Write out each entry again. Keep every word exactly as it is.

•••

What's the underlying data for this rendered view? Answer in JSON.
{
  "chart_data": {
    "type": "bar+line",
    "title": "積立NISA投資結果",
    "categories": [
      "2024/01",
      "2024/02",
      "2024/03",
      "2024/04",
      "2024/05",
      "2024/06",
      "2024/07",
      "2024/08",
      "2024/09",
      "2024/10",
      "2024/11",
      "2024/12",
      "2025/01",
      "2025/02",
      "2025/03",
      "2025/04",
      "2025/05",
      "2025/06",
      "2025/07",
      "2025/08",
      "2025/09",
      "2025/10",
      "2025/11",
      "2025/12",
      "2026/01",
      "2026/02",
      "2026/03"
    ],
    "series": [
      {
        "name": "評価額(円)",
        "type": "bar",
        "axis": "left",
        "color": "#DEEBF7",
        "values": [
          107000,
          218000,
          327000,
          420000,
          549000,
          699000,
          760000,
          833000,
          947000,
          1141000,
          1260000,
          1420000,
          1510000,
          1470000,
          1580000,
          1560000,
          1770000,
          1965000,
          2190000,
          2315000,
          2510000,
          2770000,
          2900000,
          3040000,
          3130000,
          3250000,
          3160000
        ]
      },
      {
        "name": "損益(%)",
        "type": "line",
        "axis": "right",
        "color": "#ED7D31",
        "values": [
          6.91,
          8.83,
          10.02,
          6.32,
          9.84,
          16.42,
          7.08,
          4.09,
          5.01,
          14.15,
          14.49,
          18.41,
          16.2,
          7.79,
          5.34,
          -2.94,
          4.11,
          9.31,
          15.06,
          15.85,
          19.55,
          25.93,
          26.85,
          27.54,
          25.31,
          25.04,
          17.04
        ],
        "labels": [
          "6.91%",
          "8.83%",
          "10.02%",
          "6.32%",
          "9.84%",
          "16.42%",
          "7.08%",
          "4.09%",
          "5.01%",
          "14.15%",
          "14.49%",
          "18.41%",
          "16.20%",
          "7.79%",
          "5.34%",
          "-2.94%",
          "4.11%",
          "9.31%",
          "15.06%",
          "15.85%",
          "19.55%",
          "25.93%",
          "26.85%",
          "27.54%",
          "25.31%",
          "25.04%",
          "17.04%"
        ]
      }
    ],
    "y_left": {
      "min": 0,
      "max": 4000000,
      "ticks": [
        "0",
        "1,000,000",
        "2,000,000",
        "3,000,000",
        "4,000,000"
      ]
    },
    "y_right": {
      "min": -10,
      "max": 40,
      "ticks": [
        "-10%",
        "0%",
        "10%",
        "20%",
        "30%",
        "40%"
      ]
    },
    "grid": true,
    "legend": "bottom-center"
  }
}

•••

THE REPLY ▸
What's the underlying data for this rendered view? Answer in JSON.
{
  "chart_data": {
    "type": "bar+line",
    "title": "積立NISA投資結果",
    "categories": [
      "2024/01",
      "2024/02",
      "2024/03",
      "2024/04",
      "2024/05",
      "2024/06",
      "2024/07",
      "2024/08",
      "2024/09",
      "2024/10",
      "2024/11",
      "2024/12",
      "2025/01",
      "2025/02",
      "2025/03",
      "2025/04",
      "2025/05",
      "2025/06",
      "2025/07",
      "2025/08",
      "2025/09",
      "2025/10",
      "2025/11",
      "2025/12",
      "2026/01",
      "2026/02",
      "2026/03"
    ],
    "series": [
      {
        "name": "評価額(円)",
        "type": "bar",
        "axis": "left",
        "color": "#DEEBF7",
        "values": [
          107000,
          218000,
          327000,
          420000,
          549000,
          699000,
          760000,
          833000,
          947000,
          1141000,
          1260000,
          1420000,
          1510000,
          1470000,
          1580000,
          1560000,
          1770000,
          1965000,
          2190000,
          2315000,
          2510000,
          2770000,
          2900000,
          3040000,
          3130000,
          3250000,
          3160000
        ]
      },
      {
        "name": "損益(%)",
        "type": "line",
        "axis": "right",
        "color": "#ED7D31",
        "values": [
          6.91,
          8.83,
          10.02,
          6.32,
          9.84,
          16.42,
          7.08,
          4.09,
          5.01,
          14.15,
          14.49,
          18.41,
          16.2,
          7.79,
          5.34,
          -2.94,
          4.11,
          9.31,
          15.06,
          15.85,
          19.55,
          25.93,
          26.85,
          27.54,
          25.31,
          25.04,
          17.04
        ],
        "labels": [
          "6.91%",
          "8.83%",
          "10.02%",
          "6.32%",
          "9.84%",
          "16.42%",
          "7.08%",
          "4.09%",
          "5.01%",
          "14.15%",
          "14.49%",
          "18.41%",
          "16.20%",
          "7.79%",
          "5.34%",
          "-2.94%",
          "4.11%",
          "9.31%",
          "15.06%",
          "15.85%",
          "19.55%",
          "25.93%",
          "26.85%",
          "27.54%",
          "25.31%",
          "25.04%",
          "17.04%"
        ]
      }
    ],
    "y_left": {
      "min": 0,
      "max": 4000000,
      "ticks": [
        "0",
        "1,000,000",
        "2,000,000",
        "3,000,000",
        "4,000,000"
      ]
    },
    "y_right": {
      "min": -10,
      "max": 40,
      "ticks": [
        "-10%",
        "0%",
        "10%",
        "20%",
        "30%",
        "40%"
      ]
    },
    "grid": true,
    "legend": "bottom-center"
  }
}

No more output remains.